start Stored rows
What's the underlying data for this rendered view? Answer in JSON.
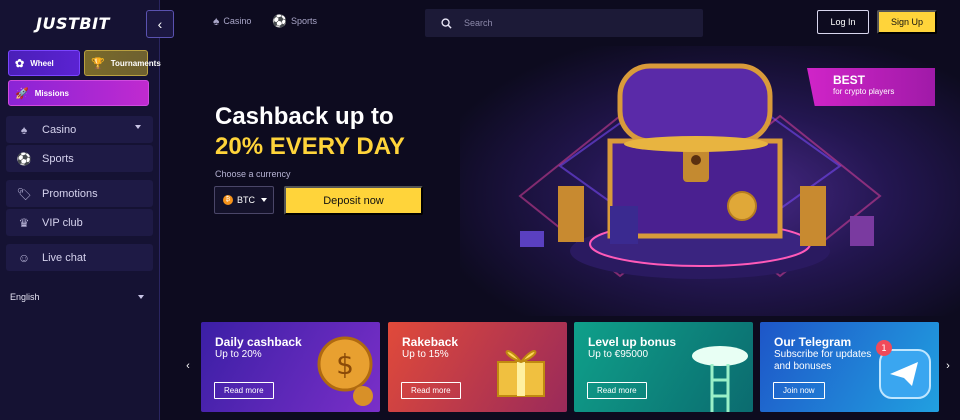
{
  "brand": {
    "logo": "JUSTBIT"
  },
  "sidebar": {
    "tiles": [
      {
        "label": "Wheel",
        "icon": "wheel-icon"
      },
      {
        "label": "Tournaments",
        "icon": "trophy-icon"
      },
      {
        "label": "Missions",
        "icon": "rocket-icon"
      }
    ],
    "items": [
      {
        "label": "Casino",
        "icon": "spade-icon"
      },
      {
        "label": "Sports",
        "icon": "soccer-ball-icon"
      },
      {
        "label": "Promotions",
        "icon": "tag-icon"
      },
      {
        "label": "VIP club",
        "icon": "crown-icon"
      },
      {
        "label": "Live chat",
        "icon": "person-icon"
      }
    ],
    "language": "English"
  },
  "topbar": {
    "casino_link": "Casino",
    "sports_link": "Sports",
    "search_placeholder": "Search",
    "login_label": "Log In",
    "signup_label": "Sign Up"
  },
  "hero": {
    "title_line1": "Cashback up to",
    "title_line2": "20% EVERY DAY",
    "currency_label": "Choose a currency",
    "currency_value": "BTC",
    "deposit_label": "Deposit now",
    "badge_title": "BEST",
    "badge_subtitle": "for crypto players"
  },
  "banners": [
    {
      "title": "Daily cashback",
      "subtitle": "Up to 20%",
      "button": "Read more"
    },
    {
      "title": "Rakeback",
      "subtitle": "Up to 15%",
      "button": "Read more"
    },
    {
      "title": "Level up bonus",
      "subtitle": "Up to €95000",
      "button": "Read more"
    },
    {
      "title": "Our Telegram",
      "subtitle": "Subscribe for updates and bonuses",
      "button": "Join now"
    }
  ],
  "colors": {
    "accent": "#ffd43a",
    "sidebar": "#151233",
    "page": "#0d0b1f"
  }
}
end Stored rows
What to work on:
Write out all the records again, exactly, minus any pictures.

Correct response:
What's the underlying data for this rendered view? Answer in JSON.
{
  "brand": {
    "logo": "JUSTBIT"
  },
  "sidebar": {
    "tiles": [
      {
        "label": "Wheel",
        "icon": "wheel-icon"
      },
      {
        "label": "Tournaments",
        "icon": "trophy-icon"
      },
      {
        "label": "Missions",
        "icon": "rocket-icon"
      }
    ],
    "items": [
      {
        "label": "Casino",
        "icon": "spade-icon"
      },
      {
        "label": "Sports",
        "icon": "soccer-ball-icon"
      },
      {
        "label": "Promotions",
        "icon": "tag-icon"
      },
      {
        "label": "VIP club",
        "icon": "crown-icon"
      },
      {
        "label": "Live chat",
        "icon": "person-icon"
      }
    ],
    "language": "English"
  },
  "topbar": {
    "casino_link": "Casino",
    "sports_link": "Sports",
    "search_placeholder": "Search",
    "login_label": "Log In",
    "signup_label": "Sign Up"
  },
  "hero": {
    "title_line1": "Cashback up to",
    "title_line2": "20% EVERY DAY",
    "currency_label": "Choose a currency",
    "currency_value": "BTC",
    "deposit_label": "Deposit now",
    "badge_title": "BEST",
    "badge_subtitle": "for crypto players"
  },
  "banners": [
    {
      "title": "Daily cashback",
      "subtitle": "Up to 20%",
      "button": "Read more"
    },
    {
      "title": "Rakeback",
      "subtitle": "Up to 15%",
      "button": "Read more"
    },
    {
      "title": "Level up bonus",
      "subtitle": "Up to €95000",
      "button": "Read more"
    },
    {
      "title": "Our Telegram",
      "subtitle": "Subscribe for updates and bonuses",
      "button": "Join now"
    }
  ],
  "colors": {
    "accent": "#ffd43a",
    "sidebar": "#151233",
    "page": "#0d0b1f"
  }
}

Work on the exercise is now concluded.